**TASK TO COMPLETE:** Print the passage on pier fishing word for word, starting with "The pier itself" and going on through "a typical bonito.".

Start of SELECTED TEXT

It is also an interesting area to visit for the family. Cabrillo Park offers non-anglers in the family a tree-shaded park with picnic tables and playground equipment, a beach area, a small store, and a marine museum that has many interesting exhibits.

The jetty sits next to the pier

The pier itself has, like most piers, its regulars. One day I was quietly fishing on this pier when I ran across one of these regulars (a.k.a. experts or pier rats) who make pier fishing so special. I had caught a few white croaker and queenfish, and a halibut that was, like most halibut today, a few inches short of being legal size. But on the deck, so to speak, were also some mackerel. I hadn’t hooked any of the macs but a few more successful anglers had caught fish that were truly impressive. They were among the largest mackerel I had ever seen caught from a pier. Many were equal to or larger than a typical bonito.

About that time, an elderly angler strolled out and asked if I minded if he fished next to me. As usual, I had no objection, and soon he was setting up his fairly heavy-sized tackle. His terminal tackle was unique. He used two leaders, each of which was about eight-foot-long and contained what I would guess was a no. 2 hook. His line was attached to one eye of a triple swivel and a leader was attached to each other eye of the swivel. Above the swivel he attached a large Styrofoam float. He baited each hook with a large piece of mackerel and proceeded to cast out the entire rigging. He soon started to hook the extra-large mackerel and about that time I decided to give the mackerel a chance.

I proceeded to catch six mackerel using my light outfit, a single hook, and a float. My neighbor caught at least a couple of dozen fish, sometimes two at a time, and then he stopped. He said he only caught as many fish as he could use and that he had requests from his neighbors for these fish. We talked for a while and it turned out he was a retired commercial fisherman who had fished with his Portuguese friends in his younger days. He now limited his fishing to the pier. He knew that some would view his techniques as non-sporting but said none of his fish were wasted, nor did he return injured fish to the water as did some of the less knowledgeable anglers. He said he fished the pier most days and generally caught fish, although few of the large fish that were caught twenty years ago. But once in a while the larger mackerel or bonito moved in and, when they did, he knew how to catch them.

It was time for me to leave and as I made the drive back to Long Beach through the Terminal Island area I reflected on his views. Although there is a lot of room for anglers who preach the sportsmanship of light tackle and returning all fish to the water, I think there is also a place for fisherman like this, a man who was basically fishing for food and using what he caught productively. My only criticism would be on his judgment for using these fish as food since the Department of Fish & Game has warned against eating fish caught in this area (although mackerel are generally safe to eat).

End of SELECTED TEXT
Start of STORED DATA

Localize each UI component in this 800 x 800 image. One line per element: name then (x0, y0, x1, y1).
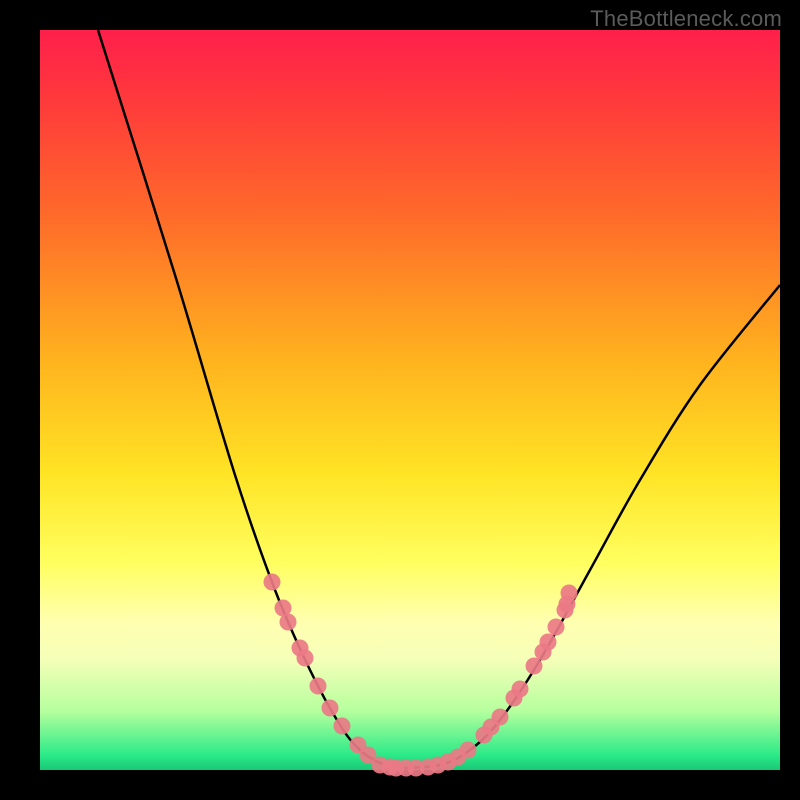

End of STORED DATA

**TASK SOLUTION:**
The pier itself has, like most piers, its regulars. One day I was quietly fishing on this pier when I ran across one of these regulars (a.k.a. experts or pier rats) who make pier fishing so special. I had caught a few white croaker and queenfish, and a halibut that was, like most halibut today, a few inches short of being legal size. But on the deck, so to speak, were also some mackerel. I hadn’t hooked any of the macs but a few more successful anglers had caught fish that were truly impressive. They were among the largest mackerel I had ever seen caught from a pier. Many were equal to or larger than a typical bonito.